**Exercise objective:** All entries must be repeated exactly; do not include the pictures.

_ _ _ _ _ _ _

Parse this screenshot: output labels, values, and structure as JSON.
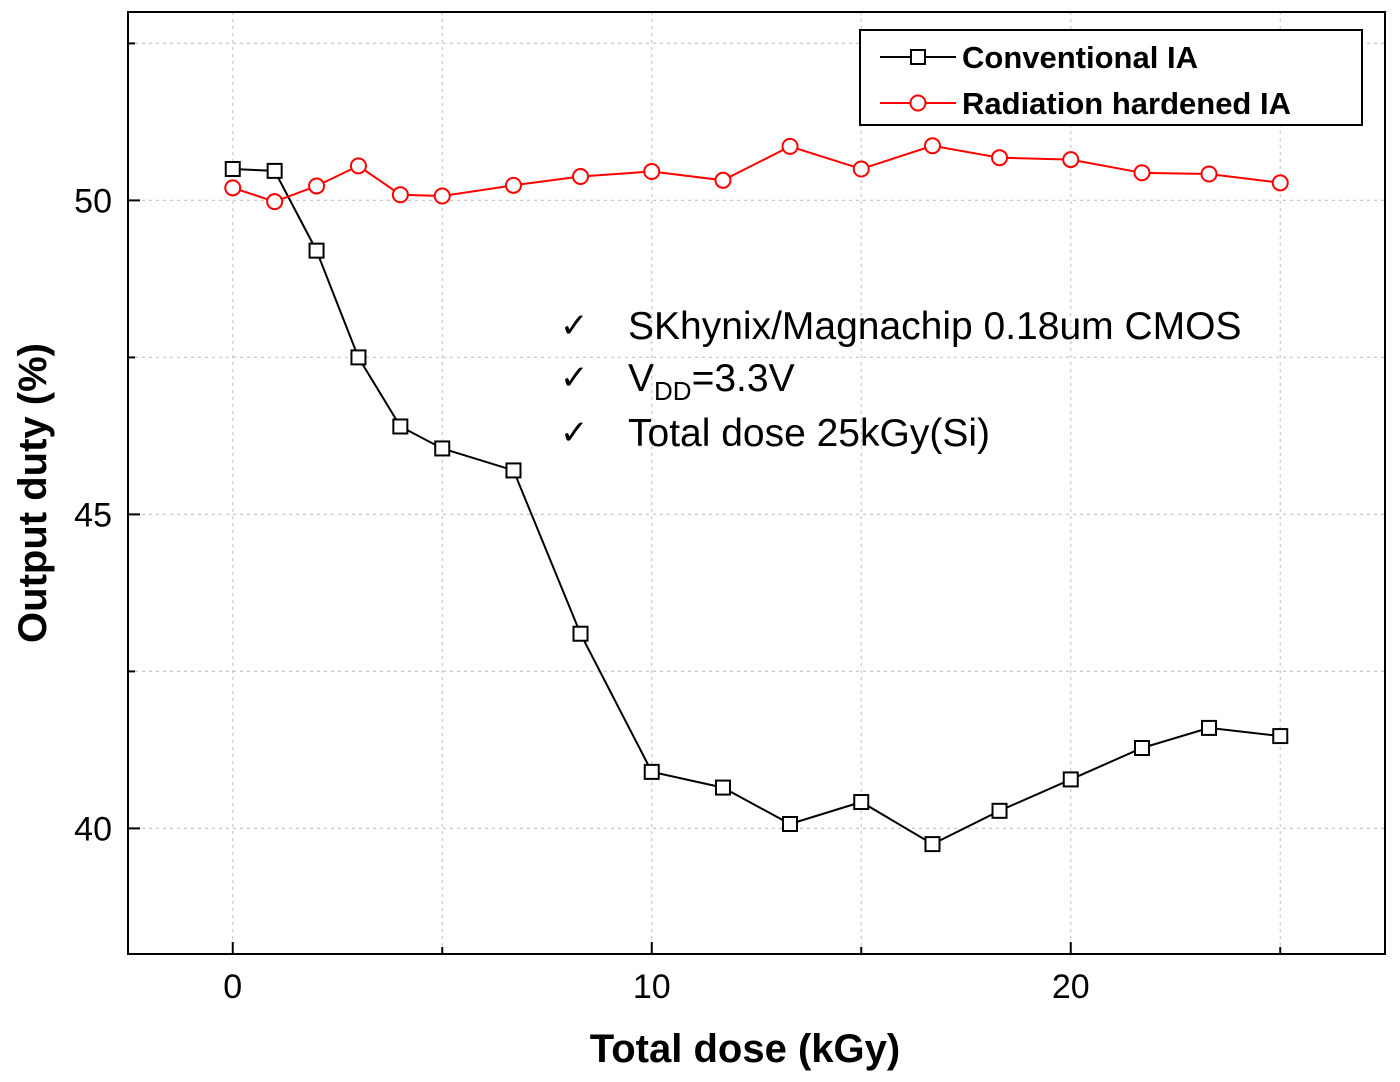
{
  "chart_data": {
    "type": "line",
    "title": "",
    "xlabel": "Total dose (kGy)",
    "ylabel": "Output duty (%)",
    "xlim": [
      -2.5,
      27.5
    ],
    "ylim": [
      38,
      53
    ],
    "xticks": [
      0,
      10,
      20
    ],
    "xtick_labels": [
      "0",
      "10",
      "20"
    ],
    "yticks": [
      40,
      45,
      50
    ],
    "ytick_labels": [
      "40",
      "45",
      "50"
    ],
    "minor_yticks": [
      42.5,
      47.5,
      52.5
    ],
    "minor_xticks": [
      5,
      15,
      25
    ],
    "grid": true,
    "legend_position": "top-right",
    "series": [
      {
        "name": "Conventional IA",
        "color": "#000000",
        "marker": "square",
        "x": [
          0,
          1,
          2,
          3,
          4,
          5,
          6.7,
          8.3,
          10,
          11.7,
          13.3,
          15,
          16.7,
          18.3,
          20,
          21.7,
          23.3,
          25
        ],
        "y": [
          50.5,
          50.47,
          49.2,
          47.5,
          46.4,
          46.05,
          45.7,
          43.1,
          40.9,
          40.65,
          40.07,
          40.42,
          39.75,
          40.28,
          40.78,
          41.28,
          41.6,
          41.47
        ]
      },
      {
        "name": "Radiation hardened IA",
        "color": "#ff0000",
        "marker": "circle",
        "x": [
          0,
          1,
          2,
          3,
          4,
          5,
          6.7,
          8.3,
          10,
          11.7,
          13.3,
          15,
          16.7,
          18.3,
          20,
          21.7,
          23.3,
          25
        ],
        "y": [
          50.2,
          49.98,
          50.23,
          50.55,
          50.09,
          50.07,
          50.24,
          50.38,
          50.46,
          50.32,
          50.86,
          50.5,
          50.87,
          50.68,
          50.65,
          50.44,
          50.42,
          50.28
        ]
      }
    ],
    "annotations": [
      {
        "check": "✓",
        "text": "SKhynix/Magnachip 0.18um CMOS"
      },
      {
        "check": "✓",
        "main": "V",
        "sub": "DD",
        "rest": "=3.3V"
      },
      {
        "check": "✓",
        "text": "Total dose 25kGy(Si)"
      }
    ]
  }
}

_ _ _ _ _ _ _

**Exercise response:**
Parse this screenshot: output labels, values, and structure as JSON.
{
  "chart_data": {
    "type": "line",
    "title": "",
    "xlabel": "Total dose (kGy)",
    "ylabel": "Output duty (%)",
    "xlim": [
      -2.5,
      27.5
    ],
    "ylim": [
      38,
      53
    ],
    "xticks": [
      0,
      10,
      20
    ],
    "xtick_labels": [
      "0",
      "10",
      "20"
    ],
    "yticks": [
      40,
      45,
      50
    ],
    "ytick_labels": [
      "40",
      "45",
      "50"
    ],
    "minor_yticks": [
      42.5,
      47.5,
      52.5
    ],
    "minor_xticks": [
      5,
      15,
      25
    ],
    "grid": true,
    "legend_position": "top-right",
    "series": [
      {
        "name": "Conventional IA",
        "color": "#000000",
        "marker": "square",
        "x": [
          0,
          1,
          2,
          3,
          4,
          5,
          6.7,
          8.3,
          10,
          11.7,
          13.3,
          15,
          16.7,
          18.3,
          20,
          21.7,
          23.3,
          25
        ],
        "y": [
          50.5,
          50.47,
          49.2,
          47.5,
          46.4,
          46.05,
          45.7,
          43.1,
          40.9,
          40.65,
          40.07,
          40.42,
          39.75,
          40.28,
          40.78,
          41.28,
          41.6,
          41.47
        ]
      },
      {
        "name": "Radiation hardened IA",
        "color": "#ff0000",
        "marker": "circle",
        "x": [
          0,
          1,
          2,
          3,
          4,
          5,
          6.7,
          8.3,
          10,
          11.7,
          13.3,
          15,
          16.7,
          18.3,
          20,
          21.7,
          23.3,
          25
        ],
        "y": [
          50.2,
          49.98,
          50.23,
          50.55,
          50.09,
          50.07,
          50.24,
          50.38,
          50.46,
          50.32,
          50.86,
          50.5,
          50.87,
          50.68,
          50.65,
          50.44,
          50.42,
          50.28
        ]
      }
    ],
    "annotations": [
      {
        "check": "✓",
        "text": "SKhynix/Magnachip 0.18um CMOS"
      },
      {
        "check": "✓",
        "main": "V",
        "sub": "DD",
        "rest": "=3.3V"
      },
      {
        "check": "✓",
        "text": "Total dose 25kGy(Si)"
      }
    ]
  }
}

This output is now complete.